[Entries taken from a collection]
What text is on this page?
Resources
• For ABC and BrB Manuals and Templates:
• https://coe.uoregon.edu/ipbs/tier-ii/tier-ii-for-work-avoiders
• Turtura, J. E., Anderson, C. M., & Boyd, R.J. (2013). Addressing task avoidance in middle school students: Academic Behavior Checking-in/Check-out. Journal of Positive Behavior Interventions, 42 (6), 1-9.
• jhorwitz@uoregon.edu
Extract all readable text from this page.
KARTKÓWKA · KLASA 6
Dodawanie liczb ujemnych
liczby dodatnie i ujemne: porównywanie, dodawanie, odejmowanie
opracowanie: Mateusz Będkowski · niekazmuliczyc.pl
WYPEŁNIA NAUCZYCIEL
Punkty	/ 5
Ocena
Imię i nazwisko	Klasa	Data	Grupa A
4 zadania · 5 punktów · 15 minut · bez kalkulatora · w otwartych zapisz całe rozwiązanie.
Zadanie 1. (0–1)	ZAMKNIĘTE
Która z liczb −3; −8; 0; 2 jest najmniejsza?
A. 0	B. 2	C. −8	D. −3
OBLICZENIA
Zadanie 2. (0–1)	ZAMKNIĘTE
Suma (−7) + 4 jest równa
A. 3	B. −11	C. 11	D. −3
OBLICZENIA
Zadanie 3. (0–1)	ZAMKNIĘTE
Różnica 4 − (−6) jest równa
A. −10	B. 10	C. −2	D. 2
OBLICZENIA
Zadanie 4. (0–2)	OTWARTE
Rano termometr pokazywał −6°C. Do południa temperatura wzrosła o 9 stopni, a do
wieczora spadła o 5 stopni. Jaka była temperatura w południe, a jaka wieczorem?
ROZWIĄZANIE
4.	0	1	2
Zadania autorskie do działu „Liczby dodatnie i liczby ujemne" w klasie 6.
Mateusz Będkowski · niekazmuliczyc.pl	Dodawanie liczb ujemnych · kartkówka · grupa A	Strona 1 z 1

• _GIVEN TASK_:
Leave out every line without the string "temperatura" and copy the rest.

• _RIGHT ANSWER_:
Rano termometr pokazywał −6°C. Do południa temperatura wzrosła o 9 stopni, a do
wieczora spadła o 5 stopni. Jaka była temperatura w południe, a jaka wieczorem?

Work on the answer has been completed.